Extracted text>

# 3” pushes into 4”?



## 02stangguy (Jun 3, 2018)

Got sent to a call yesterday to dig down to sewer and water main where it goes in through the foundation. Customer was getting water in basement coming in from sewer main. I wasn’t the one to sell the job, they just sent me there and told me what to do. So I dig down the the water and sewer. The idea was to seal around the pipes where they go into the wall because they assumed it was ground water. If we were to find a break in either line we would make repair. Got to the water main first and sealed it up. Good to go. Next I dig up the sewer and noticed that a fitting had come apart right by the wall. There are a few inches of 4” abs coming through the wall then the t for cleanout. It looks like the cleanout separates from the piece coming through wall. Next I go inside for the first time to see what’s going on in the basement. As you can see in the picture it looks like they shoved a 3” y into a piece of 4” coming through the wall which is the piece of 4” I see stubbed out outside. I’m assuming they put a few feet of 3” on that y and just pushed it into the 4” outside right? So what’s the right fix for this? Remove that y and reinstall with a 3x4 coupling outside? The whole house drops into that 3” y at the wall then it goes to 4 outside


----------



## Bayside500 (May 16, 2009)

in the first picture that looks like the 3" is going into a 4" sleeve through the foundation wall to me.


----------



## 02stangguy (Jun 3, 2018)

Yes that’s what it looks like to me too then outside you can see that 4” sleeve come through the wall but they glued on a 4” t for the clean out and kept on going with 4” for the rest of the main.


----------



## Tango (Jan 13, 2018)

Let me get this straight, you are an apprentice sent on a job alone, no journeyman to guide you. You also don't seem to ask your boss what to do but instead you ask here.


Explain your outfit because it's not smoke anymore but fire.


----------



## JohnnieSqueeze (Mar 23, 2016)

Tango said:


> Let me get this straight, you are an apprentice sent on a job alone, no journeyman to guide you. You also don't seem to ask your boss what to do but instead you ask here.
> 
> 
> Explain your outfit because it's not smoke anymore but fire.




Tango brings up a great point, as liberal as Canada tends to be, why the hell arent you calling your boss to get his advice? 

lol lol


Sent from my iPhone using Tapatalk


----------



## Debo22 (Feb 15, 2015)

Tango said:


> Let me get this straight, you are an apprentice sent on a job alone, no journeyman to guide you. You also don't seem to ask your boss what to do but instead you ask here.
> 
> 
> Explain your outfit because it's not smoke anymore but fire.


Please try and go a little easier on him, it’s not his fault he doesn’t know as much as he should. Companies here send “techs” out on their own way quicker than they should. The less you know the more you make for the company. He’s asking questions and trying to learn, that’s more than I see with a lot of people in that position.

I worked for a company back in the day and the only training was sales, no technical. @OpenSights knows what it’s like at these companies, he’s posted about it a few times.


----------



## JohnnieSqueeze (Mar 23, 2016)

well...............
if im understanding this right, I would break the foundation from the exterior until i found the hub from that Y” then see if I could glue a new piece of 3” to it, make sure you sleeve it 1 pipe size larger and seal it well. then increase to 4” on the exterior 3x4 like you said. its tough because you dont have much option to adjust inside unless you offset the stack, which looks like it means cutting off the san tee above your Y, then god knows what that opens up.....

Challenge a> Print the records without changes, from their first line through the line containing "globe-icon: [9, 10, 29, 30]".

Excerpted records>
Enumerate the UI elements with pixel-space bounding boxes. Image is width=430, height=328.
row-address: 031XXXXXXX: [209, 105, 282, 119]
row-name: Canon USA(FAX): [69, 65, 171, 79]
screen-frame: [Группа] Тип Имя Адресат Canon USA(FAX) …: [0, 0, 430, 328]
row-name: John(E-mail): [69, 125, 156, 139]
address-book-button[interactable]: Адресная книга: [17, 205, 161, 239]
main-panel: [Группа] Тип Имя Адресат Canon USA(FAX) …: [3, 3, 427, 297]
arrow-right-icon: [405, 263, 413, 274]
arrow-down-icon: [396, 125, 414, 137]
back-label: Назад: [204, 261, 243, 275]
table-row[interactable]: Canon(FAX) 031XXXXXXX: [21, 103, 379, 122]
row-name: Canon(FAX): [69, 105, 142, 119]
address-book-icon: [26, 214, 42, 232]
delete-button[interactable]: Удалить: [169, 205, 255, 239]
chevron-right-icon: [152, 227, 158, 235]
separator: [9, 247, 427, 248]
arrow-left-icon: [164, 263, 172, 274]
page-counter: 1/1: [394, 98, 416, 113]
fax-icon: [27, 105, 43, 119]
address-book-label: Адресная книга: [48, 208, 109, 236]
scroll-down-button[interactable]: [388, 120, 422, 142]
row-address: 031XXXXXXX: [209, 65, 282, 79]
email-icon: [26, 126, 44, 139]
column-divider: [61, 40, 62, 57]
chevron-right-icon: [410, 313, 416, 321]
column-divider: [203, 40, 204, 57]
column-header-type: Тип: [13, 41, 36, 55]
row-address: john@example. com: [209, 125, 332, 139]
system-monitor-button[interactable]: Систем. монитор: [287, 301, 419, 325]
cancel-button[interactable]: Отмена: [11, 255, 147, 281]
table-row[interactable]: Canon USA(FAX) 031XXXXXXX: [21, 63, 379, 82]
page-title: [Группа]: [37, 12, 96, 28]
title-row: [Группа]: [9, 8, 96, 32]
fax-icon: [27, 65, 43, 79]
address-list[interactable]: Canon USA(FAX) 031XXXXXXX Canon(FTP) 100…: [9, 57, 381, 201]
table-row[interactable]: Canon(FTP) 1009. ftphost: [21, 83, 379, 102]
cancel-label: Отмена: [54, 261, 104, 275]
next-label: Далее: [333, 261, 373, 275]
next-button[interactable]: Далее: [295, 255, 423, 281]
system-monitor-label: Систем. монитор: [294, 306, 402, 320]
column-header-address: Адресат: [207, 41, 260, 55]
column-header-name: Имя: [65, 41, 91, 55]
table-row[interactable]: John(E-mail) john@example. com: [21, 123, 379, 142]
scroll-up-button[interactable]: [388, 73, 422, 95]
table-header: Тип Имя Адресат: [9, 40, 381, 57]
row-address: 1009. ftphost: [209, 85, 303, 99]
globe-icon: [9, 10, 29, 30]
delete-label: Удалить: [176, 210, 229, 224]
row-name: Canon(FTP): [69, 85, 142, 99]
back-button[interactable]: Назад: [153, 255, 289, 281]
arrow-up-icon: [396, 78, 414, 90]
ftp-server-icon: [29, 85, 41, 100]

Challenge b> Name every user who posted in the forum thread about the sewer pipe, listing each name once.

Complete response a>
Enumerate the UI elements with pixel-space bounding boxes. Image is width=430, height=328.
row-address: 031XXXXXXX: [209, 105, 282, 119]
row-name: Canon USA(FAX): [69, 65, 171, 79]
screen-frame: [Группа] Тип Имя Адресат Canon USA(FAX) …: [0, 0, 430, 328]
row-name: John(E-mail): [69, 125, 156, 139]
address-book-button[interactable]: Адресная книга: [17, 205, 161, 239]
main-panel: [Группа] Тип Имя Адресат Canon USA(FAX) …: [3, 3, 427, 297]
arrow-right-icon: [405, 263, 413, 274]
arrow-down-icon: [396, 125, 414, 137]
back-label: Назад: [204, 261, 243, 275]
table-row[interactable]: Canon(FAX) 031XXXXXXX: [21, 103, 379, 122]
row-name: Canon(FAX): [69, 105, 142, 119]
address-book-icon: [26, 214, 42, 232]
delete-button[interactable]: Удалить: [169, 205, 255, 239]
chevron-right-icon: [152, 227, 158, 235]
separator: [9, 247, 427, 248]
arrow-left-icon: [164, 263, 172, 274]
page-counter: 1/1: [394, 98, 416, 113]
fax-icon: [27, 105, 43, 119]
address-book-label: Адресная книга: [48, 208, 109, 236]
scroll-down-button[interactable]: [388, 120, 422, 142]
row-address: 031XXXXXXX: [209, 65, 282, 79]
email-icon: [26, 126, 44, 139]
column-divider: [61, 40, 62, 57]
chevron-right-icon: [410, 313, 416, 321]
column-divider: [203, 40, 204, 57]
column-header-type: Тип: [13, 41, 36, 55]
row-address: john@example. com: [209, 125, 332, 139]
system-monitor-button[interactable]: Систем. монитор: [287, 301, 419, 325]
cancel-button[interactable]: Отмена: [11, 255, 147, 281]
table-row[interactable]: Canon USA(FAX) 031XXXXXXX: [21, 63, 379, 82]
page-title: [Группа]: [37, 12, 96, 28]
title-row: [Группа]: [9, 8, 96, 32]
fax-icon: [27, 65, 43, 79]
address-list[interactable]: Canon USA(FAX) 031XXXXXXX Canon(FTP) 100…: [9, 57, 381, 201]
table-row[interactable]: Canon(FTP) 1009. ftphost: [21, 83, 379, 102]
cancel-label: Отмена: [54, 261, 104, 275]
next-label: Далее: [333, 261, 373, 275]
next-button[interactable]: Далее: [295, 255, 423, 281]
system-monitor-label: Систем. монитор: [294, 306, 402, 320]
column-header-address: Адресат: [207, 41, 260, 55]
column-header-name: Имя: [65, 41, 91, 55]
table-row[interactable]: John(E-mail) john@example. com: [21, 123, 379, 142]
scroll-up-button[interactable]: [388, 73, 422, 95]
table-header: Тип Имя Адресат: [9, 40, 381, 57]
row-address: 1009. ftphost: [209, 85, 303, 99]
globe-icon: [9, 10, 29, 30]

Complete response b>
02stangguy
Bayside500
Tango
JohnnieSqueeze
Debo22